:: INSTRUCTION ::
Reproduce the entire listing word for word.

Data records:
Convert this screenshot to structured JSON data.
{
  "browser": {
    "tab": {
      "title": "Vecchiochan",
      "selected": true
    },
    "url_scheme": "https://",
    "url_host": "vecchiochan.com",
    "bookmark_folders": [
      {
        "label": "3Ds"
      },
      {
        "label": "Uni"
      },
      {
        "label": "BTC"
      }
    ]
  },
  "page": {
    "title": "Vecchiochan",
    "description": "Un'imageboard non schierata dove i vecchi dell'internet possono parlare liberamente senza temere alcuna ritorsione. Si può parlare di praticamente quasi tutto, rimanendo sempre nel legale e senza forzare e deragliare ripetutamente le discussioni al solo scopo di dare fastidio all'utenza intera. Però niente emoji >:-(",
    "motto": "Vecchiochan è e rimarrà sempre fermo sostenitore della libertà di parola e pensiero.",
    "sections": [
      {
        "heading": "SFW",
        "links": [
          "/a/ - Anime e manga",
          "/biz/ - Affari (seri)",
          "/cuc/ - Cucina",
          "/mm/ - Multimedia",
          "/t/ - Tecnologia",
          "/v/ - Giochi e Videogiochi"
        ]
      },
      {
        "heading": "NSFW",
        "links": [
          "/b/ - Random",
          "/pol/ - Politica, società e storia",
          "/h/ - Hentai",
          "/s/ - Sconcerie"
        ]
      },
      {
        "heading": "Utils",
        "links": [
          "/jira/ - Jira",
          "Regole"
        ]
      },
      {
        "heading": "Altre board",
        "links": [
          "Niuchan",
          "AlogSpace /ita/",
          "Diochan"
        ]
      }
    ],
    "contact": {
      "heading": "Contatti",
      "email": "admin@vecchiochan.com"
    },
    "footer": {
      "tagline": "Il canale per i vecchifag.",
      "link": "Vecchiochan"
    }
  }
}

:: TASK SOLUTION ::
Convert this screenshot to structured JSON data.
{
  "browser": {
    "tab": {
      "title": "Vecchiochan",
      "selected": true
    },
    "url_scheme": "https://",
    "url_host": "vecchiochan.com",
    "bookmark_folders": [
      {
        "label": "3Ds"
      },
      {
        "label": "Uni"
      },
      {
        "label": "BTC"
      }
    ]
  },
  "page": {
    "title": "Vecchiochan",
    "description": "Un'imageboard non schierata dove i vecchi dell'internet possono parlare liberamente senza temere alcuna ritorsione. Si può parlare di praticamente quasi tutto, rimanendo sempre nel legale e senza forzare e deragliare ripetutamente le discussioni al solo scopo di dare fastidio all'utenza intera. Però niente emoji >:-(",
    "motto": "Vecchiochan è e rimarrà sempre fermo sostenitore della libertà di parola e pensiero.",
    "sections": [
      {
        "heading": "SFW",
        "links": [
          "/a/ - Anime e manga",
          "/biz/ - Affari (seri)",
          "/cuc/ - Cucina",
          "/mm/ - Multimedia",
          "/t/ - Tecnologia",
          "/v/ - Giochi e Videogiochi"
        ]
      },
      {
        "heading": "NSFW",
        "links": [
          "/b/ - Random",
          "/pol/ - Politica, società e storia",
          "/h/ - Hentai",
          "/s/ - Sconcerie"
        ]
      },
      {
        "heading": "Utils",
        "links": [
          "/jira/ - Jira",
          "Regole"
        ]
      },
      {
        "heading": "Altre board",
        "links": [
          "Niuchan",
          "AlogSpace /ita/",
          "Diochan"
        ]
      }
    ],
    "contact": {
      "heading": "Contatti",
      "email": "admin@vecchiochan.com"
    },
    "footer": {
      "tagline": "Il canale per i vecchifag.",
      "link": "Vecchiochan"
    }
  }
}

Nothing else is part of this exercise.